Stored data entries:
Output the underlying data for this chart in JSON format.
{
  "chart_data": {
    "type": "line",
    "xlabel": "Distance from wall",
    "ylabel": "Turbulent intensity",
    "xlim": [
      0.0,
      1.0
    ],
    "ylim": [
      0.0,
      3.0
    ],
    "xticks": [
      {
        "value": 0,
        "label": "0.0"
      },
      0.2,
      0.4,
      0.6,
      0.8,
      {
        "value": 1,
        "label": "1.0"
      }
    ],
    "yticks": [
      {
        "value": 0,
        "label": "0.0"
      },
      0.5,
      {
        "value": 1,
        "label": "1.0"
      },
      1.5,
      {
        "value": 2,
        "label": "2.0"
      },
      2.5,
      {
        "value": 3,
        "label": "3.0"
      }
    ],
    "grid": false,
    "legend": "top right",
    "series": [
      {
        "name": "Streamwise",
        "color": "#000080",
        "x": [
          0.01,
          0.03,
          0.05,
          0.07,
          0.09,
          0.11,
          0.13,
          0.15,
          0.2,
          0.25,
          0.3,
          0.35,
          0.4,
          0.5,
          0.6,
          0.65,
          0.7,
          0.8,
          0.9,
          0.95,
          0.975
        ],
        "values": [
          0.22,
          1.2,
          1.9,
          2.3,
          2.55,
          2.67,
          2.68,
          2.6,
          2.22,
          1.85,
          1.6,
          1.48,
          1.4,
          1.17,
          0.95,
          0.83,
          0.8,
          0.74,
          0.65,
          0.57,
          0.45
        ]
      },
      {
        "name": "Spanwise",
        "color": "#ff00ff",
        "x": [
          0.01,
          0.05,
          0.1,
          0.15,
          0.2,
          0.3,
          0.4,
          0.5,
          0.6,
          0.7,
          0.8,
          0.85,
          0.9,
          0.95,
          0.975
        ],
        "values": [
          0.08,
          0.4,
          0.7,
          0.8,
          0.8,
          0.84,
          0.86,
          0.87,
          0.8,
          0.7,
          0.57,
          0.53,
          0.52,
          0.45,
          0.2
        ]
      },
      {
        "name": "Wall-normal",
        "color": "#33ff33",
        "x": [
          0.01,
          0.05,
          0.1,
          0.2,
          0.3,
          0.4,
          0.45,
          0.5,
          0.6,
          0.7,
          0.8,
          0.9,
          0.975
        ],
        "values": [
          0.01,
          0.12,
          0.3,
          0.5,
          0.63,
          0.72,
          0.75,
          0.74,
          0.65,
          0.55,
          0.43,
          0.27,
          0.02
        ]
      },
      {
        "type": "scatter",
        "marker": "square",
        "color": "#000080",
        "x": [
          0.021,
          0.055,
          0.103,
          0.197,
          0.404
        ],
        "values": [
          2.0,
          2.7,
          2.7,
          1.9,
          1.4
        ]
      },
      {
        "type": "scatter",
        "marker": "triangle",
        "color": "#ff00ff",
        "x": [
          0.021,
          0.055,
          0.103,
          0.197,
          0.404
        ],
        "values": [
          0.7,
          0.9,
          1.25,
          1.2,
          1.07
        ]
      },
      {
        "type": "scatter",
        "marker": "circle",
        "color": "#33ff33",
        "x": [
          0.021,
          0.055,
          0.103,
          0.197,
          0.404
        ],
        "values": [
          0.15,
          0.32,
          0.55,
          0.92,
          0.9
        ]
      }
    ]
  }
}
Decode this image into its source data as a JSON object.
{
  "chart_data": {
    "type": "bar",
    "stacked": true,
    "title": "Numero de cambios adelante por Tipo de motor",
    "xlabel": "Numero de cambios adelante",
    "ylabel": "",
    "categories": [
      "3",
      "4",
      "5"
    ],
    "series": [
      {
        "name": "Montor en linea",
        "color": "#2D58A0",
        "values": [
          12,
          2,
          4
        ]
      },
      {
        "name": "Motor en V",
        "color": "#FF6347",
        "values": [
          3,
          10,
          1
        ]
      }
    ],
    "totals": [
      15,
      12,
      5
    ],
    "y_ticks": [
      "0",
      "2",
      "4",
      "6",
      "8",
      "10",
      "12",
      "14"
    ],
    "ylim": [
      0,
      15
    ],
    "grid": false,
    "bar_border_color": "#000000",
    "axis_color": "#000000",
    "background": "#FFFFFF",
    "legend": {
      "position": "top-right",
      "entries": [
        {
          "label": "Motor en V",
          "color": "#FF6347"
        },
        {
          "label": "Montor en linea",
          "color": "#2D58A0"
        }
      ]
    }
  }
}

▶ [JOB] Pick out every line holding the string "adelante" and return it.

▶ [ANSWER TO THIS PROBLEM]
    "title": "Numero de cambios adelante por Tipo de motor",
    "xlabel": "Numero de cambios adelante",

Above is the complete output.